§ The exercise
Drop the pictures, then extract the listing word for word.

####

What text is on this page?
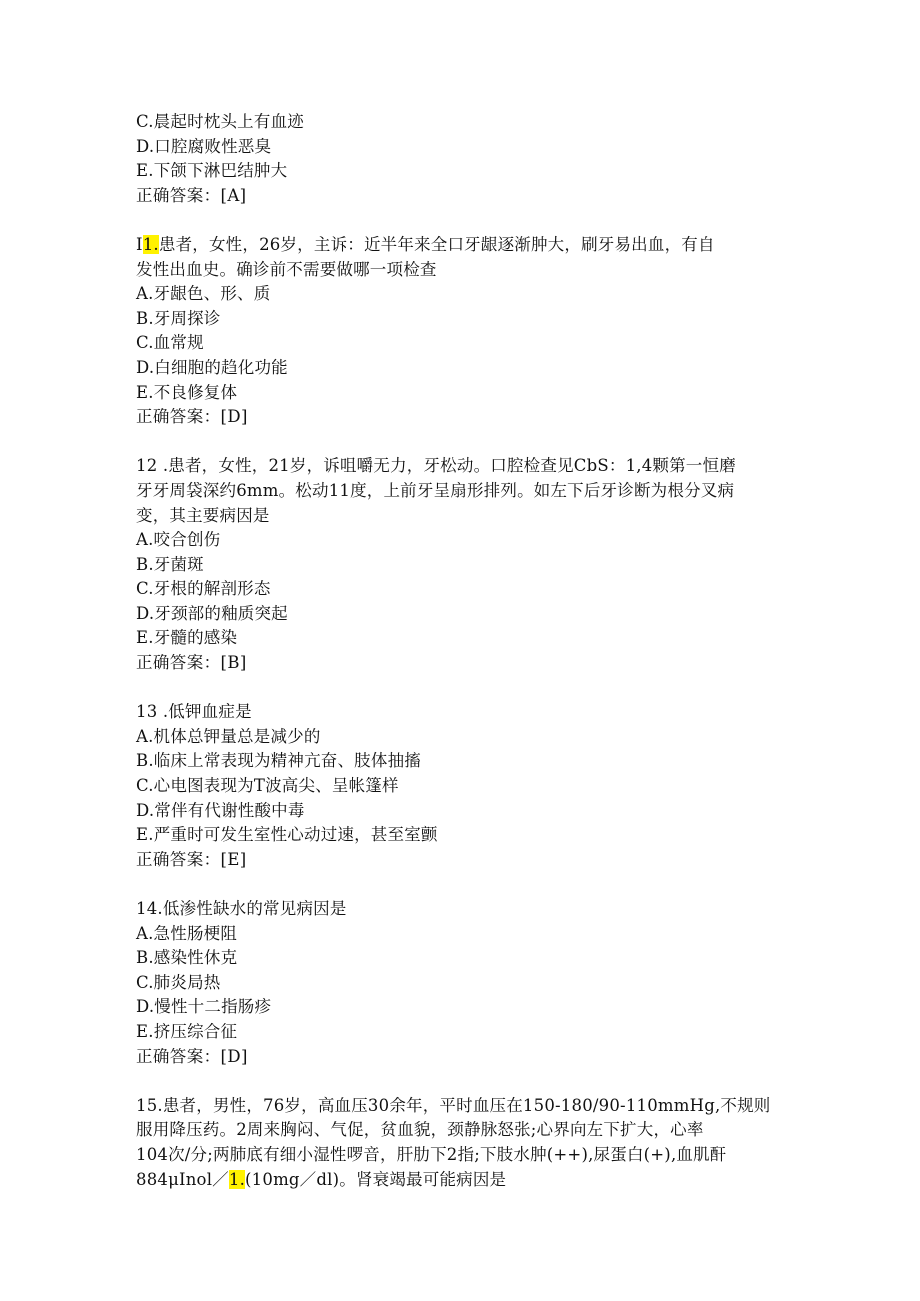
C.晨起时枕头上有血迹
D.口腔腐败性恶臭
E.下颌下淋巴结肿大
正确答案：[A]
I1.患者，女性，26岁，主诉：近半年来全口牙龈逐渐肿大，刷牙易出血，有自
发性出血史。确诊前不需要做哪一项检查
A.牙龈色、形、质
B.牙周探诊
C.血常规
D.白细胞的趋化功能
E.不良修复体
正确答案：[D]
12 .患者，女性，21岁，诉咀嚼无力，牙松动。口腔检查见CbS：1,4颗第一恒磨
牙牙周袋深约6mm。松动11度，上前牙呈扇形排列。如左下后牙诊断为根分叉病
变，其主要病因是
A.咬合创伤
B.牙菌斑
C.牙根的解剖形态
D.牙颈部的釉质突起
E.牙髓的感染
正确答案：[B]
13 .低钾血症是
A.机体总钾量总是减少的
B.临床上常表现为精神亢奋、肢体抽搐
C.心电图表现为T波高尖、呈帐篷样
D.常伴有代谢性酸中毒
E.严重时可发生室性心动过速，甚至室颤
正确答案：[E]
14.低渗性缺水的常见病因是
A.急性肠梗阻
B.感染性休克
C.肺炎局热
D.慢性十二指肠疹
E.挤压综合征
正确答案：[D]
15.患者，男性，76岁，高血压30余年，平时血压在150-180/90-110mmHg,不规则
服用降压药。2周来胸闷、气促，贫血貌，颈静脉怒张;心界向左下扩大，心率
104次/分;两肺底有细小湿性啰音，肝肋下2指;下肢水肿(++),尿蛋白(+),血肌酐
884μInol／1.(10mg／dl)。肾衰竭最可能病因是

####

§ Finished exercise
What text is on this page?
C.晨起时枕头上有血迹
D.口腔腐败性恶臭
E.下颌下淋巴结肿大
正确答案：[A]
I1.患者，女性，26岁，主诉：近半年来全口牙龈逐渐肿大，刷牙易出血，有自
发性出血史。确诊前不需要做哪一项检查
A.牙龈色、形、质
B.牙周探诊
C.血常规
D.白细胞的趋化功能
E.不良修复体
正确答案：[D]
12 .患者，女性，21岁，诉咀嚼无力，牙松动。口腔检查见CbS：1,4颗第一恒磨
牙牙周袋深约6mm。松动11度，上前牙呈扇形排列。如左下后牙诊断为根分叉病
变，其主要病因是
A.咬合创伤
B.牙菌斑
C.牙根的解剖形态
D.牙颈部的釉质突起
E.牙髓的感染
正确答案：[B]
13 .低钾血症是
A.机体总钾量总是减少的
B.临床上常表现为精神亢奋、肢体抽搐
C.心电图表现为T波高尖、呈帐篷样
D.常伴有代谢性酸中毒
E.严重时可发生室性心动过速，甚至室颤
正确答案：[E]
14.低渗性缺水的常见病因是
A.急性肠梗阻
B.感染性休克
C.肺炎局热
D.慢性十二指肠疹
E.挤压综合征
正确答案：[D]
15.患者，男性，76岁，高血压30余年，平时血压在150-180/90-110mmHg,不规则
服用降压药。2周来胸闷、气促，贫血貌，颈静脉怒张;心界向左下扩大，心率
104次/分;两肺底有细小湿性啰音，肝肋下2指;下肢水肿(++),尿蛋白(+),血肌酐
884μInol／1.(10mg／dl)。肾衰竭最可能病因是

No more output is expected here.